> [Exercise goal] An exact copy of every entry is needed, with the images left out.

== Source records ==

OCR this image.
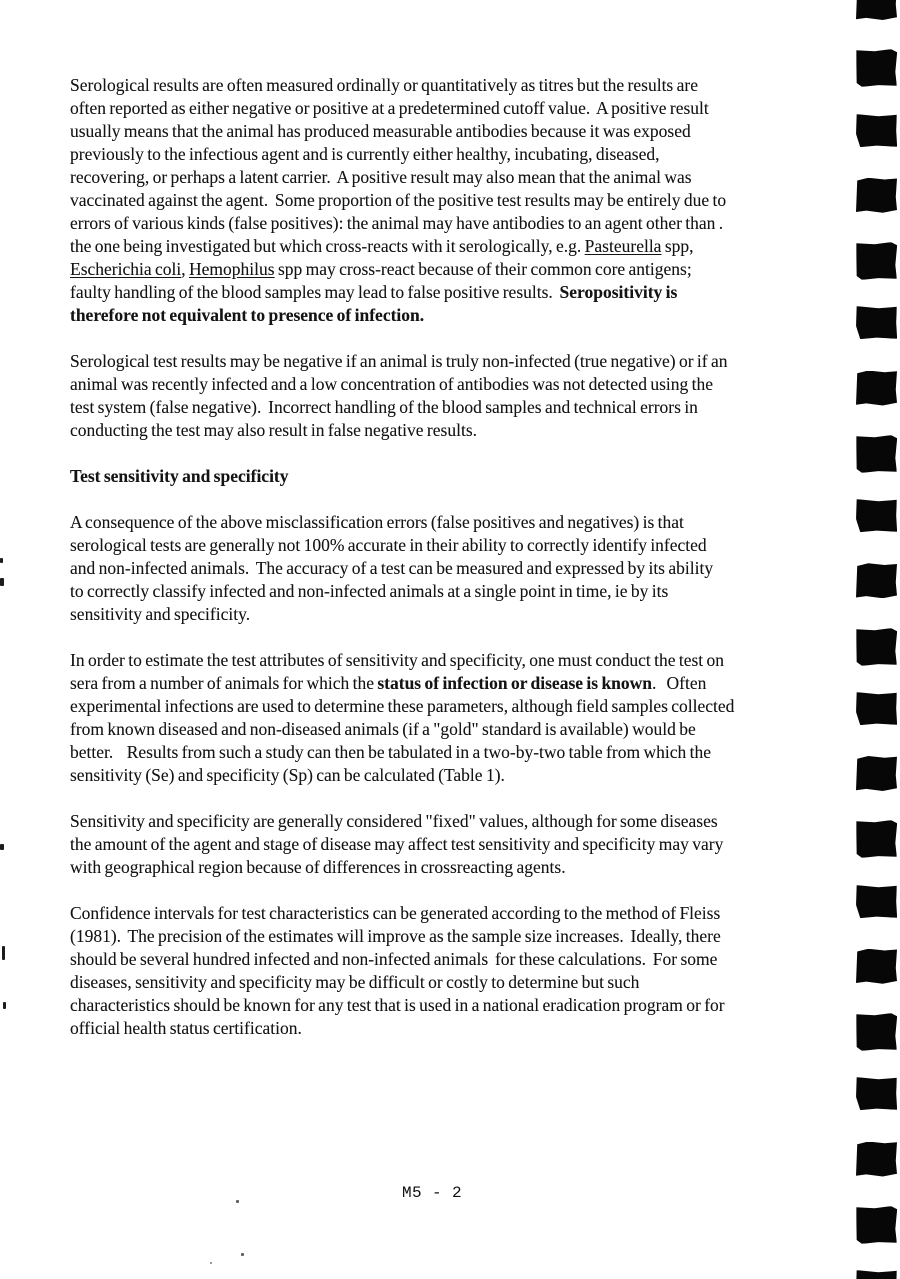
Serological results are often measured ordinally or quantitatively as titres but the results are
often reported as either negative or positive at a predetermined cutoff value.  A positive result
usually means that the animal has produced measurable antibodies because it was exposed
previously to the infectious agent and is currently either healthy, incubating, diseased,
recovering, or perhaps a latent carrier.  A positive result may also mean that the animal was
vaccinated against the agent.  Some proportion of the positive test results may be entirely due to
errors of various kinds (false positives): the animal may have antibodies to an agent other than .
the one being investigated but which cross-reacts with it serologically, e.g. Pasteurella spp,
Escherichia coli, Hemophilus spp may cross-react because of their common core antigens;
faulty handling of the blood samples may lead to false positive results.  Seropositivity is
therefore not equivalent to presence of infection.
Serological test results may be negative if an animal is truly non-infected (true negative) or if an
animal was recently infected and a low concentration of antibodies was not detected using the
test system (false negative).  Incorrect handling of the blood samples and technical errors in
conducting the test may also result in false negative results.
Test sensitivity and specificity
A consequence of the above misclassification errors (false positives and negatives) is that
serological tests are generally not 100% accurate in their ability to correctly identify infected
and non-infected animals.  The accuracy of a test can be measured and expressed by its ability
to correctly classify infected and non-infected animals at a single point in time, ie by its
sensitivity and specificity.
In order to estimate the test attributes of sensitivity and specificity, one must conduct the test on
sera from a number of animals for which the status of infection or disease is known.   Often
experimental infections are used to determine these parameters, although field samples collected
from known diseased and non-diseased animals (if a "gold" standard is available) would be
better.    Results from such a study can then be tabulated in a two-by-two table from which the
sensitivity (Se) and specificity (Sp) can be calculated (Table 1).
Sensitivity and specificity are generally considered "fixed" values, although for some diseases
the amount of the agent and stage of disease may affect test sensitivity and specificity may vary
with geographical region because of differences in crossreacting agents.
Confidence intervals for test characteristics can be generated according to the method of Fleiss
(1981).  The precision of the estimates will improve as the sample size increases.  Ideally, there
should be several hundred infected and non-infected animals  for these calculations.  For some
diseases, sensitivity and specificity may be difficult or costly to determine but such
characteristics should be known for any test that is used in a national eradication program or for
official health status certification.
M5 - 2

===

> [Task response]
OCR this image.
Serological results are often measured ordinally or quantitatively as titres but the results are
often reported as either negative or positive at a predetermined cutoff value.  A positive result
usually means that the animal has produced measurable antibodies because it was exposed
previously to the infectious agent and is currently either healthy, incubating, diseased,
recovering, or perhaps a latent carrier.  A positive result may also mean that the animal was
vaccinated against the agent.  Some proportion of the positive test results may be entirely due to
errors of various kinds (false positives): the animal may have antibodies to an agent other than .
the one being investigated but which cross-reacts with it serologically, e.g. Pasteurella spp,
Escherichia coli, Hemophilus spp may cross-react because of their common core antigens;
faulty handling of the blood samples may lead to false positive results.  Seropositivity is
therefore not equivalent to presence of infection.
Serological test results may be negative if an animal is truly non-infected (true negative) or if an
animal was recently infected and a low concentration of antibodies was not detected using the
test system (false negative).  Incorrect handling of the blood samples and technical errors in
conducting the test may also result in false negative results.
Test sensitivity and specificity
A consequence of the above misclassification errors (false positives and negatives) is that
serological tests are generally not 100% accurate in their ability to correctly identify infected
and non-infected animals.  The accuracy of a test can be measured and expressed by its ability
to correctly classify infected and non-infected animals at a single point in time, ie by its
sensitivity and specificity.
In order to estimate the test attributes of sensitivity and specificity, one must conduct the test on
sera from a number of animals for which the status of infection or disease is known.   Often
experimental infections are used to determine these parameters, although field samples collected
from known diseased and non-diseased animals (if a "gold" standard is available) would be
better.    Results from such a study can then be tabulated in a two-by-two table from which the
sensitivity (Se) and specificity (Sp) can be calculated (Table 1).
Sensitivity and specificity are generally considered "fixed" values, although for some diseases
the amount of the agent and stage of disease may affect test sensitivity and specificity may vary
with geographical region because of differences in crossreacting agents.
Confidence intervals for test characteristics can be generated according to the method of Fleiss
(1981).  The precision of the estimates will improve as the sample size increases.  Ideally, there
should be several hundred infected and non-infected animals  for these calculations.  For some
diseases, sensitivity and specificity may be difficult or costly to determine but such
characteristics should be known for any test that is used in a national eradication program or for
official health status certification.
M5 - 2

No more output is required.